**Stored records**
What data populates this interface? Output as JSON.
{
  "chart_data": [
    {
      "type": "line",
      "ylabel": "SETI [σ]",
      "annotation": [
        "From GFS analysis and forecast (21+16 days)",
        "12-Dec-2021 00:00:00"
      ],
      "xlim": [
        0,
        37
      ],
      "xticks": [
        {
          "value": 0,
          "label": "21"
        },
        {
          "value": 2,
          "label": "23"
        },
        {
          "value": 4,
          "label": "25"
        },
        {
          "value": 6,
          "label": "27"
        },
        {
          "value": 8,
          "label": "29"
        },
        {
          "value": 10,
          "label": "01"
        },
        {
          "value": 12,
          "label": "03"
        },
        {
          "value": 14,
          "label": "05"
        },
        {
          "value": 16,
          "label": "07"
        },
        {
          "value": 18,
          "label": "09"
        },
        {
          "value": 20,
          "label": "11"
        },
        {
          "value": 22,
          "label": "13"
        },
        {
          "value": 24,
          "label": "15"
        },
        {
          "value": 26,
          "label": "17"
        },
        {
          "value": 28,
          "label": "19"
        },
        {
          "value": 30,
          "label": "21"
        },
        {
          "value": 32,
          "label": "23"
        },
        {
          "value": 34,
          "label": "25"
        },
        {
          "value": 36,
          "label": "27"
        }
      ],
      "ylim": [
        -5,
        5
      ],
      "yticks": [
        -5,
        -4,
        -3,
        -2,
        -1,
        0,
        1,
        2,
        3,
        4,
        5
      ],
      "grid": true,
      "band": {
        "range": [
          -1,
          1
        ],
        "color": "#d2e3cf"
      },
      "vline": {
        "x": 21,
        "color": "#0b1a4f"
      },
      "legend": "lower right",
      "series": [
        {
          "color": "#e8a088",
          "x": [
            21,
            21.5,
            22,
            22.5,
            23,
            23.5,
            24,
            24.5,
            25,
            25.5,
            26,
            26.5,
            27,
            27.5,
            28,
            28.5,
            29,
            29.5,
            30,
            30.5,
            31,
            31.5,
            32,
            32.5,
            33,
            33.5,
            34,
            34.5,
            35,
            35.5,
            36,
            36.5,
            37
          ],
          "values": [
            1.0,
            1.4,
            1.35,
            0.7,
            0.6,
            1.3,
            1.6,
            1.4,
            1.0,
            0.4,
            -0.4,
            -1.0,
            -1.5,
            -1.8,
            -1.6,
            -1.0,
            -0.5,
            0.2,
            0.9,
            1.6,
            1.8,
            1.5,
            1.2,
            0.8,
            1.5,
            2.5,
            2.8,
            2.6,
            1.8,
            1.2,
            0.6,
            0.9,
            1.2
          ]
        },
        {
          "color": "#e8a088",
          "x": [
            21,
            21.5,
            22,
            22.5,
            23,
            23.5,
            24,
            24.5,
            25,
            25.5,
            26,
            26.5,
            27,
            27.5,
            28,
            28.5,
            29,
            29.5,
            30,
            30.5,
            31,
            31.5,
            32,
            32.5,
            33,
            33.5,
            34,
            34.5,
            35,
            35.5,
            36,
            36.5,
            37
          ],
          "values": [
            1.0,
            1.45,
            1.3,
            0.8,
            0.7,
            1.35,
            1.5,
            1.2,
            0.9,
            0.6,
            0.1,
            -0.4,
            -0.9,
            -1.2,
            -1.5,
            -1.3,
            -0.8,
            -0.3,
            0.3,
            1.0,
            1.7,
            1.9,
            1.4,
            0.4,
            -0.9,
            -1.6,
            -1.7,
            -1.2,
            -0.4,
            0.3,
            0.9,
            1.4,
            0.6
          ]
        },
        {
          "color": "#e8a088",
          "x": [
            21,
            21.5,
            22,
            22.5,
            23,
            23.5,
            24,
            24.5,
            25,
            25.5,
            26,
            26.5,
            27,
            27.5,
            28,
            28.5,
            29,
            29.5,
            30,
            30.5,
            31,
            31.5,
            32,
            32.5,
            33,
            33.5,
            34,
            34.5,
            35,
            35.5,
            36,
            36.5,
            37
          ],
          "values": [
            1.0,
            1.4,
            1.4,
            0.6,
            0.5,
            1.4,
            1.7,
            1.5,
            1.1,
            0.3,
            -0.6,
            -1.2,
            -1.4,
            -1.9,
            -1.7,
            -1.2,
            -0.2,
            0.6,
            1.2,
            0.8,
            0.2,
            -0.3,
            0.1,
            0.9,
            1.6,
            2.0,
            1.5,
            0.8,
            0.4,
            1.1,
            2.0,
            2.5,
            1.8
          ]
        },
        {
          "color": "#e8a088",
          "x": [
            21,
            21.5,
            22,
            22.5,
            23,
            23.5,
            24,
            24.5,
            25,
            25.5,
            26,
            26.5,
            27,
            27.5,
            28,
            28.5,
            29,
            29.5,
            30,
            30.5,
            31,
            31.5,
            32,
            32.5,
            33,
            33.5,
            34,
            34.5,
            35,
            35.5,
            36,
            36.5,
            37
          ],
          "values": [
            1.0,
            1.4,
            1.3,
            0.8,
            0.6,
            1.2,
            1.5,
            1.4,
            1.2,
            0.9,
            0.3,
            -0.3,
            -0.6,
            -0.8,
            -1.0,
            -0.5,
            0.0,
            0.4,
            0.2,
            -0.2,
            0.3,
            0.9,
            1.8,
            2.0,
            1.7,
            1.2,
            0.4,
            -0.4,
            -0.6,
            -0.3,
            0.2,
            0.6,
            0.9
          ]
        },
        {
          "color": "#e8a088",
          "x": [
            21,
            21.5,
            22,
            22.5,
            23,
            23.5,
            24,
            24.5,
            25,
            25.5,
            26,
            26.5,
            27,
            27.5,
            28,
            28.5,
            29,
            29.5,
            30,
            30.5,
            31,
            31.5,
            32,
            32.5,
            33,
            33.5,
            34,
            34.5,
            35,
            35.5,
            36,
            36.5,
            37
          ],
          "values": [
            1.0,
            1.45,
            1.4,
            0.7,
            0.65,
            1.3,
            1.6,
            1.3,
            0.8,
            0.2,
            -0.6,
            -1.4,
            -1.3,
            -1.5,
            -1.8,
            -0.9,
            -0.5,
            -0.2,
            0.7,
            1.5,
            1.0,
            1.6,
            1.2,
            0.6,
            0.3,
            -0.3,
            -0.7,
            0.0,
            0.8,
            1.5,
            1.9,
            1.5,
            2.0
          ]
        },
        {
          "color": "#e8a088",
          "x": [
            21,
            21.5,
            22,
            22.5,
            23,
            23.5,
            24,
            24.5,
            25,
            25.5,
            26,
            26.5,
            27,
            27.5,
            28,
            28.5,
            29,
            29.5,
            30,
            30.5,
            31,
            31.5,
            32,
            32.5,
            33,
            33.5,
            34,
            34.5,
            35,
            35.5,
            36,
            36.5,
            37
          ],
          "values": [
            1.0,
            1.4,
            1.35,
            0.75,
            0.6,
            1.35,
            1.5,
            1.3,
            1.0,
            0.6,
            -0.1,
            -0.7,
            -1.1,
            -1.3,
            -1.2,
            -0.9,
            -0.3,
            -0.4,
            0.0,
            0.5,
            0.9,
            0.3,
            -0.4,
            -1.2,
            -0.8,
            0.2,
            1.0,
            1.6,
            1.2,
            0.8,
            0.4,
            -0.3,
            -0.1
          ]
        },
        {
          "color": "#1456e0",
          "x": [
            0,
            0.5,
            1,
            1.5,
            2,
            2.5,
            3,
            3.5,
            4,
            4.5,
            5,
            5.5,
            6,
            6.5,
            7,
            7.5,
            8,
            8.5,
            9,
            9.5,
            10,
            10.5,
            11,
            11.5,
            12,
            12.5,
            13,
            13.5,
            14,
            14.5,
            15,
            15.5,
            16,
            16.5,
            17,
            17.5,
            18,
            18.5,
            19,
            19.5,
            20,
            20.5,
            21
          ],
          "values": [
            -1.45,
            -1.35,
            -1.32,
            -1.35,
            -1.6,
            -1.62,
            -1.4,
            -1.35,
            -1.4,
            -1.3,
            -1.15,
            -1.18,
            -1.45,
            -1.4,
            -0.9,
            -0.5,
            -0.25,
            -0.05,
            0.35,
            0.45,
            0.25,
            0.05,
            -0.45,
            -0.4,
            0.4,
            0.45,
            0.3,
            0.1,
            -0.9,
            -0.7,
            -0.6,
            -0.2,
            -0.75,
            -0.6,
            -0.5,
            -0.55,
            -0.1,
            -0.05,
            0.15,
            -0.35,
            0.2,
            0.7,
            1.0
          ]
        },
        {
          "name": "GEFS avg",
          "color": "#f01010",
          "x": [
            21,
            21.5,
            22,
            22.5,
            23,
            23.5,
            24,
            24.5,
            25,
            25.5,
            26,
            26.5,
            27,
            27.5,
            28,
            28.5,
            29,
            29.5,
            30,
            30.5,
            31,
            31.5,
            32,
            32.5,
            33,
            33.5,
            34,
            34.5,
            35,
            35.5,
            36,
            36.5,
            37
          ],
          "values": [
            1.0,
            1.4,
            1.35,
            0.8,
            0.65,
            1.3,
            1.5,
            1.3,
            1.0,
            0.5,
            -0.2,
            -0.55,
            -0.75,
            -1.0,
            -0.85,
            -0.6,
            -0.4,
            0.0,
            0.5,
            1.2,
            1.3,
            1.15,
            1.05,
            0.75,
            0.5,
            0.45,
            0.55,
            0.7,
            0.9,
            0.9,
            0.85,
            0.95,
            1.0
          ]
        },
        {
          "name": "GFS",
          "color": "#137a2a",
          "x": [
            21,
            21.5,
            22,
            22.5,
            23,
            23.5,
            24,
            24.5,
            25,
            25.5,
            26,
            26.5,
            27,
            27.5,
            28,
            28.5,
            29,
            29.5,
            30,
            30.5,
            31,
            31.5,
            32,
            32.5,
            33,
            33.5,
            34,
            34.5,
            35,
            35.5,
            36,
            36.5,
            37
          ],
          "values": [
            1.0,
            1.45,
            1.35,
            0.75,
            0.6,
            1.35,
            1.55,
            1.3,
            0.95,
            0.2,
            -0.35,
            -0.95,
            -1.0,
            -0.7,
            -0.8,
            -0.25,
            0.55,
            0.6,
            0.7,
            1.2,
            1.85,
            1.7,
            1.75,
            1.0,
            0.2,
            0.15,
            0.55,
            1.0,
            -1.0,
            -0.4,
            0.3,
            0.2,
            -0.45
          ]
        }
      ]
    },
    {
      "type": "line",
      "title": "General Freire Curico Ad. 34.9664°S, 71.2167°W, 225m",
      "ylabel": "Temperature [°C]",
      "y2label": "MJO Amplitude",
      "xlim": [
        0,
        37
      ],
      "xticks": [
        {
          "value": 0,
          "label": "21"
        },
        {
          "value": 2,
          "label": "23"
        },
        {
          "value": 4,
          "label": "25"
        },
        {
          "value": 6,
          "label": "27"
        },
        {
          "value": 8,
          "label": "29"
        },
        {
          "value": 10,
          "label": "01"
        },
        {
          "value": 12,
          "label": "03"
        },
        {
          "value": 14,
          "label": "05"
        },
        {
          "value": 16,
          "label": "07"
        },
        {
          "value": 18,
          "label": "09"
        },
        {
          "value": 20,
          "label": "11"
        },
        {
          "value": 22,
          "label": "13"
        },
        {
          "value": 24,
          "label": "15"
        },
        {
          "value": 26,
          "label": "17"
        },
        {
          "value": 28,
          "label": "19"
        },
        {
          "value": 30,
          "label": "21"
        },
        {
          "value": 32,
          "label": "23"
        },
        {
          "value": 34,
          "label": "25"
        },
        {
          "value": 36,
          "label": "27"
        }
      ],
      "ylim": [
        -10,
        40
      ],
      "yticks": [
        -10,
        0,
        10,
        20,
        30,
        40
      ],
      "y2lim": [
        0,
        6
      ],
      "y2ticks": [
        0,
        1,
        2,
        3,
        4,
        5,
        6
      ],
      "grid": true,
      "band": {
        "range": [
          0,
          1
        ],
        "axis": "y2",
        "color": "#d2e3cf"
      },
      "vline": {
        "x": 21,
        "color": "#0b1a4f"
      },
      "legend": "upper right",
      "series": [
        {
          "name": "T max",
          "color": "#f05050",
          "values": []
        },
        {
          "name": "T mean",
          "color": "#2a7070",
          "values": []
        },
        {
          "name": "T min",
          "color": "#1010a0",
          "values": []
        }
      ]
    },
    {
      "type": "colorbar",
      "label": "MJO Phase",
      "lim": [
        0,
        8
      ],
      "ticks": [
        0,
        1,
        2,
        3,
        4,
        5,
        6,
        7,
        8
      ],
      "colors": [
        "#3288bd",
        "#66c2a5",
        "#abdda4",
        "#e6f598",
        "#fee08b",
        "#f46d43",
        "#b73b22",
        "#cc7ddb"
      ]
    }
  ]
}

**SET EXERCISE**
Gather all lines from the records above in which "legend" appears.

**WRITTEN RESPONSE**
      "legend": "lower right",
      "legend": "upper right",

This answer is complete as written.